PROBLEM REQUIREMENTS →
Without the pictures, return each record as it appears.

RECORDS SUPPLIED →
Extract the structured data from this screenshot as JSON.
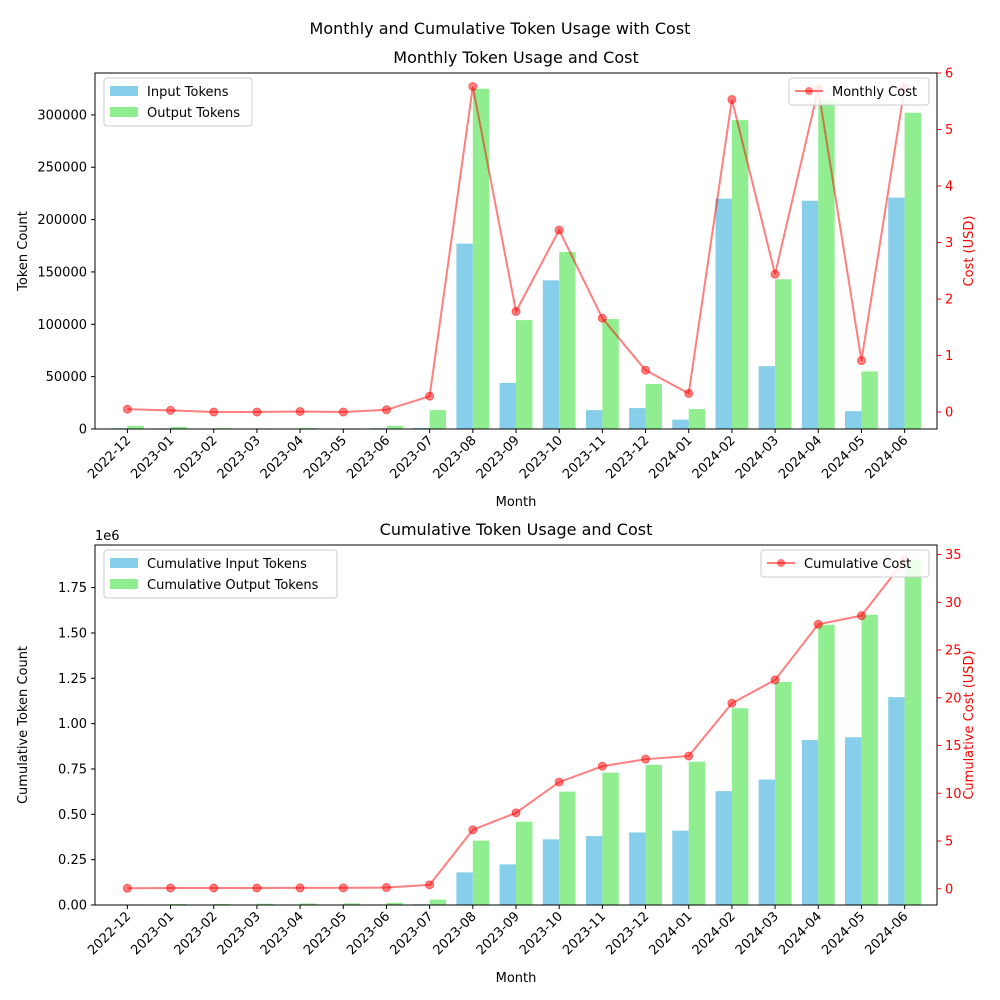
{
  "figure_title": "Monthly and Cumulative Token Usage with Cost",
  "colors": {
    "input": "#87ceeb",
    "output": "#90ee90",
    "cost": "#ff0000",
    "axis": "#000000"
  },
  "months": [
    "2022-12",
    "2023-01",
    "2023-02",
    "2023-03",
    "2023-04",
    "2023-05",
    "2023-06",
    "2023-07",
    "2023-08",
    "2023-09",
    "2023-10",
    "2023-11",
    "2023-12",
    "2024-01",
    "2024-02",
    "2024-03",
    "2024-04",
    "2024-05",
    "2024-06"
  ],
  "chart_data": [
    {
      "type": "bar",
      "title": "Monthly Token Usage and Cost",
      "xlabel": "Month",
      "ylabel": "Token Count",
      "ylabel_right": "Cost (USD)",
      "ylim": [
        0,
        340000
      ],
      "yticks": [
        0,
        50000,
        100000,
        150000,
        200000,
        250000,
        300000
      ],
      "ytick_labels": [
        "0",
        "50000",
        "100000",
        "150000",
        "200000",
        "250000",
        "300000"
      ],
      "y2lim": [
        -0.3,
        6.0
      ],
      "y2ticks": [
        0,
        1,
        2,
        3,
        4,
        5,
        6
      ],
      "y2tick_labels": [
        "0",
        "1",
        "2",
        "3",
        "4",
        "5",
        "6"
      ],
      "scale_label": "",
      "legend_left": "top-left",
      "legend_right": "top-right",
      "series": [
        {
          "name": "Input Tokens",
          "kind": "bar",
          "values": [
            800,
            600,
            200,
            200,
            300,
            200,
            800,
            1000,
            177000,
            44000,
            142000,
            18000,
            20000,
            9000,
            220000,
            60000,
            218000,
            17000,
            221000
          ]
        },
        {
          "name": "Output Tokens",
          "kind": "bar",
          "values": [
            3000,
            2000,
            800,
            600,
            1000,
            600,
            3000,
            18000,
            325000,
            104000,
            169000,
            105000,
            43000,
            19000,
            295000,
            143000,
            314000,
            55000,
            302000
          ]
        },
        {
          "name": "Monthly Cost",
          "kind": "line",
          "values": [
            0.05,
            0.03,
            0.0,
            0.0,
            0.01,
            0.0,
            0.04,
            0.28,
            5.76,
            1.78,
            3.22,
            1.66,
            0.74,
            0.33,
            5.53,
            2.44,
            5.72,
            0.91,
            5.74
          ]
        }
      ]
    },
    {
      "type": "bar",
      "title": "Cumulative Token Usage and Cost",
      "xlabel": "Month",
      "ylabel": "Cumulative Token Count",
      "ylabel_right": "Cumulative Cost (USD)",
      "scale_label": "1e6",
      "ylim": [
        0,
        1.985
      ],
      "yticks": [
        0,
        0.25,
        0.5,
        0.75,
        1.0,
        1.25,
        1.5,
        1.75
      ],
      "ytick_labels": [
        "0.00",
        "0.25",
        "0.50",
        "0.75",
        "1.00",
        "1.25",
        "1.50",
        "1.75"
      ],
      "y2lim": [
        -1.7,
        36
      ],
      "y2ticks": [
        0,
        5,
        10,
        15,
        20,
        25,
        30,
        35
      ],
      "y2tick_labels": [
        "0",
        "5",
        "10",
        "15",
        "20",
        "25",
        "30",
        "35"
      ],
      "legend_left": "top-left",
      "legend_right": "top-right",
      "series": [
        {
          "name": "Cumulative Input Tokens",
          "kind": "bar",
          "values": [
            0.001,
            0.0015,
            0.0017,
            0.0019,
            0.0022,
            0.0024,
            0.003,
            0.004,
            0.18,
            0.224,
            0.362,
            0.38,
            0.4,
            0.41,
            0.628,
            0.692,
            0.91,
            0.925,
            1.146
          ]
        },
        {
          "name": "Cumulative Output Tokens",
          "kind": "bar",
          "values": [
            0.003,
            0.005,
            0.006,
            0.007,
            0.008,
            0.009,
            0.012,
            0.03,
            0.355,
            0.459,
            0.625,
            0.73,
            0.773,
            0.79,
            1.085,
            1.23,
            1.545,
            1.6,
            1.905
          ]
        },
        {
          "name": "Cumulative Cost",
          "kind": "line",
          "values": [
            0.05,
            0.08,
            0.08,
            0.08,
            0.09,
            0.09,
            0.13,
            0.41,
            6.17,
            7.95,
            11.17,
            12.83,
            13.57,
            13.9,
            19.43,
            21.87,
            27.7,
            28.6,
            34.4
          ]
        }
      ]
    }
  ]
}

ANSWER BELOW →
Extract the structured data from this screenshot as JSON.
{
  "figure_title": "Monthly and Cumulative Token Usage with Cost",
  "colors": {
    "input": "#87ceeb",
    "output": "#90ee90",
    "cost": "#ff0000",
    "axis": "#000000"
  },
  "months": [
    "2022-12",
    "2023-01",
    "2023-02",
    "2023-03",
    "2023-04",
    "2023-05",
    "2023-06",
    "2023-07",
    "2023-08",
    "2023-09",
    "2023-10",
    "2023-11",
    "2023-12",
    "2024-01",
    "2024-02",
    "2024-03",
    "2024-04",
    "2024-05",
    "2024-06"
  ],
  "chart_data": [
    {
      "type": "bar",
      "title": "Monthly Token Usage and Cost",
      "xlabel": "Month",
      "ylabel": "Token Count",
      "ylabel_right": "Cost (USD)",
      "ylim": [
        0,
        340000
      ],
      "yticks": [
        0,
        50000,
        100000,
        150000,
        200000,
        250000,
        300000
      ],
      "ytick_labels": [
        "0",
        "50000",
        "100000",
        "150000",
        "200000",
        "250000",
        "300000"
      ],
      "y2lim": [
        -0.3,
        6.0
      ],
      "y2ticks": [
        0,
        1,
        2,
        3,
        4,
        5,
        6
      ],
      "y2tick_labels": [
        "0",
        "1",
        "2",
        "3",
        "4",
        "5",
        "6"
      ],
      "scale_label": "",
      "legend_left": "top-left",
      "legend_right": "top-right",
      "series": [
        {
          "name": "Input Tokens",
          "kind": "bar",
          "values": [
            800,
            600,
            200,
            200,
            300,
            200,
            800,
            1000,
            177000,
            44000,
            142000,
            18000,
            20000,
            9000,
            220000,
            60000,
            218000,
            17000,
            221000
          ]
        },
        {
          "name": "Output Tokens",
          "kind": "bar",
          "values": [
            3000,
            2000,
            800,
            600,
            1000,
            600,
            3000,
            18000,
            325000,
            104000,
            169000,
            105000,
            43000,
            19000,
            295000,
            143000,
            314000,
            55000,
            302000
          ]
        },
        {
          "name": "Monthly Cost",
          "kind": "line",
          "values": [
            0.05,
            0.03,
            0.0,
            0.0,
            0.01,
            0.0,
            0.04,
            0.28,
            5.76,
            1.78,
            3.22,
            1.66,
            0.74,
            0.33,
            5.53,
            2.44,
            5.72,
            0.91,
            5.74
          ]
        }
      ]
    },
    {
      "type": "bar",
      "title": "Cumulative Token Usage and Cost",
      "xlabel": "Month",
      "ylabel": "Cumulative Token Count",
      "ylabel_right": "Cumulative Cost (USD)",
      "scale_label": "1e6",
      "ylim": [
        0,
        1.985
      ],
      "yticks": [
        0,
        0.25,
        0.5,
        0.75,
        1.0,
        1.25,
        1.5,
        1.75
      ],
      "ytick_labels": [
        "0.00",
        "0.25",
        "0.50",
        "0.75",
        "1.00",
        "1.25",
        "1.50",
        "1.75"
      ],
      "y2lim": [
        -1.7,
        36
      ],
      "y2ticks": [
        0,
        5,
        10,
        15,
        20,
        25,
        30,
        35
      ],
      "y2tick_labels": [
        "0",
        "5",
        "10",
        "15",
        "20",
        "25",
        "30",
        "35"
      ],
      "legend_left": "top-left",
      "legend_right": "top-right",
      "series": [
        {
          "name": "Cumulative Input Tokens",
          "kind": "bar",
          "values": [
            0.001,
            0.0015,
            0.0017,
            0.0019,
            0.0022,
            0.0024,
            0.003,
            0.004,
            0.18,
            0.224,
            0.362,
            0.38,
            0.4,
            0.41,
            0.628,
            0.692,
            0.91,
            0.925,
            1.146
          ]
        },
        {
          "name": "Cumulative Output Tokens",
          "kind": "bar",
          "values": [
            0.003,
            0.005,
            0.006,
            0.007,
            0.008,
            0.009,
            0.012,
            0.03,
            0.355,
            0.459,
            0.625,
            0.73,
            0.773,
            0.79,
            1.085,
            1.23,
            1.545,
            1.6,
            1.905
          ]
        },
        {
          "name": "Cumulative Cost",
          "kind": "line",
          "values": [
            0.05,
            0.08,
            0.08,
            0.08,
            0.09,
            0.09,
            0.13,
            0.41,
            6.17,
            7.95,
            11.17,
            12.83,
            13.57,
            13.9,
            19.43,
            21.87,
            27.7,
            28.6,
            34.4
          ]
        }
      ]
    }
  ]
}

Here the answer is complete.